> _Stated goal_
Copy the data word for word, keeping every line.

-- Begin Entries --

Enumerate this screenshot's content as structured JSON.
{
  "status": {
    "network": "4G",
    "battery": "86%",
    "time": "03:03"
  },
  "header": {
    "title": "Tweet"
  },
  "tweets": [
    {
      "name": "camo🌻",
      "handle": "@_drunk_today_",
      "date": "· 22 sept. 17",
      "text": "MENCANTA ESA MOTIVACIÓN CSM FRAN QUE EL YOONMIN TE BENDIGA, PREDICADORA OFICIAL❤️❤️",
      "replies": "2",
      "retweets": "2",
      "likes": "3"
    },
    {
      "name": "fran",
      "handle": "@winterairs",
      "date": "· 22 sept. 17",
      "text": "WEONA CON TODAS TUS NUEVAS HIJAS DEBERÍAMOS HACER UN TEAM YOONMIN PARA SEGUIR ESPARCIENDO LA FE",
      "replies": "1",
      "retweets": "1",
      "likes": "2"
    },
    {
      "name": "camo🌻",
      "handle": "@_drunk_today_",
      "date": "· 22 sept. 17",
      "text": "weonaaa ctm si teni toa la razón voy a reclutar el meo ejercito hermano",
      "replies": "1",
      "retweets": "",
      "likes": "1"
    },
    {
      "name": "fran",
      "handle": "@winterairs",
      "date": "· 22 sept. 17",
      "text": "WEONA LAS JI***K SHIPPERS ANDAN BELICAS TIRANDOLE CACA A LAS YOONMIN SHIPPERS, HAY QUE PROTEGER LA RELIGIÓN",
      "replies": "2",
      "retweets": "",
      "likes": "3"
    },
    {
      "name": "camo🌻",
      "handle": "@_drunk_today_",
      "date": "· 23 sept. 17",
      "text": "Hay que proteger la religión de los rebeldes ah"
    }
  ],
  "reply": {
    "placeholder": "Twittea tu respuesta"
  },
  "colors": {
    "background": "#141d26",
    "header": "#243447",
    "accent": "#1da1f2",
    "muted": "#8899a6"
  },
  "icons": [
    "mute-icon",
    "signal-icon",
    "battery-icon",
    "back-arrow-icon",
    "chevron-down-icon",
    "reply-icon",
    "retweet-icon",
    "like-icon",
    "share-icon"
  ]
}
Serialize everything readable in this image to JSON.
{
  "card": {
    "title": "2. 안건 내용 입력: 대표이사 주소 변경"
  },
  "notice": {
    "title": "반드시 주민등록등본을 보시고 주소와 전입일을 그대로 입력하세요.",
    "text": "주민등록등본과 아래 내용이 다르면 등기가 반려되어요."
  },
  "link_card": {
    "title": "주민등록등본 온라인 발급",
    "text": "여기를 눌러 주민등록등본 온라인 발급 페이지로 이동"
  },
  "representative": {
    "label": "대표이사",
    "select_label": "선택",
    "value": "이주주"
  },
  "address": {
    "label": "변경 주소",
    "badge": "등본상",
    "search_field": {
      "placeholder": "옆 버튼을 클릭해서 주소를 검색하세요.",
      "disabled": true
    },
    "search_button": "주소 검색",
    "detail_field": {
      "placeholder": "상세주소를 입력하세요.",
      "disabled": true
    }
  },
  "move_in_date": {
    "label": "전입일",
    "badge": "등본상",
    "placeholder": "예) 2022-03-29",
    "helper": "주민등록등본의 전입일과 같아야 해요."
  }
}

-- End Entries --

> _Full response_
Enumerate this screenshot's content as structured JSON.
{
  "status": {
    "network": "4G",
    "battery": "86%",
    "time": "03:03"
  },
  "header": {
    "title": "Tweet"
  },
  "tweets": [
    {
      "name": "camo🌻",
      "handle": "@_drunk_today_",
      "date": "· 22 sept. 17",
      "text": "MENCANTA ESA MOTIVACIÓN CSM FRAN QUE EL YOONMIN TE BENDIGA, PREDICADORA OFICIAL❤️❤️",
      "replies": "2",
      "retweets": "2",
      "likes": "3"
    },
    {
      "name": "fran",
      "handle": "@winterairs",
      "date": "· 22 sept. 17",
      "text": "WEONA CON TODAS TUS NUEVAS HIJAS DEBERÍAMOS HACER UN TEAM YOONMIN PARA SEGUIR ESPARCIENDO LA FE",
      "replies": "1",
      "retweets": "1",
      "likes": "2"
    },
    {
      "name": "camo🌻",
      "handle": "@_drunk_today_",
      "date": "· 22 sept. 17",
      "text": "weonaaa ctm si teni toa la razón voy a reclutar el meo ejercito hermano",
      "replies": "1",
      "retweets": "",
      "likes": "1"
    },
    {
      "name": "fran",
      "handle": "@winterairs",
      "date": "· 22 sept. 17",
      "text": "WEONA LAS JI***K SHIPPERS ANDAN BELICAS TIRANDOLE CACA A LAS YOONMIN SHIPPERS, HAY QUE PROTEGER LA RELIGIÓN",
      "replies": "2",
      "retweets": "",
      "likes": "3"
    },
    {
      "name": "camo🌻",
      "handle": "@_drunk_today_",
      "date": "· 23 sept. 17",
      "text": "Hay que proteger la religión de los rebeldes ah"
    }
  ],
  "reply": {
    "placeholder": "Twittea tu respuesta"
  },
  "colors": {
    "background": "#141d26",
    "header": "#243447",
    "accent": "#1da1f2",
    "muted": "#8899a6"
  },
  "icons": [
    "mute-icon",
    "signal-icon",
    "battery-icon",
    "back-arrow-icon",
    "chevron-down-icon",
    "reply-icon",
    "retweet-icon",
    "like-icon",
    "share-icon"
  ]
}
Serialize everything readable in this image to JSON.
{
  "card": {
    "title": "2. 안건 내용 입력: 대표이사 주소 변경"
  },
  "notice": {
    "title": "반드시 주민등록등본을 보시고 주소와 전입일을 그대로 입력하세요.",
    "text": "주민등록등본과 아래 내용이 다르면 등기가 반려되어요."
  },
  "link_card": {
    "title": "주민등록등본 온라인 발급",
    "text": "여기를 눌러 주민등록등본 온라인 발급 페이지로 이동"
  },
  "representative": {
    "label": "대표이사",
    "select_label": "선택",
    "value": "이주주"
  },
  "address": {
    "label": "변경 주소",
    "badge": "등본상",
    "search_field": {
      "placeholder": "옆 버튼을 클릭해서 주소를 검색하세요.",
      "disabled": true
    },
    "search_button": "주소 검색",
    "detail_field": {
      "placeholder": "상세주소를 입력하세요.",
      "disabled": true
    }
  },
  "move_in_date": {
    "label": "전입일",
    "badge": "등본상",
    "placeholder": "예) 2022-03-29",
    "helper": "주민등록등본의 전입일과 같아야 해요."
  }
}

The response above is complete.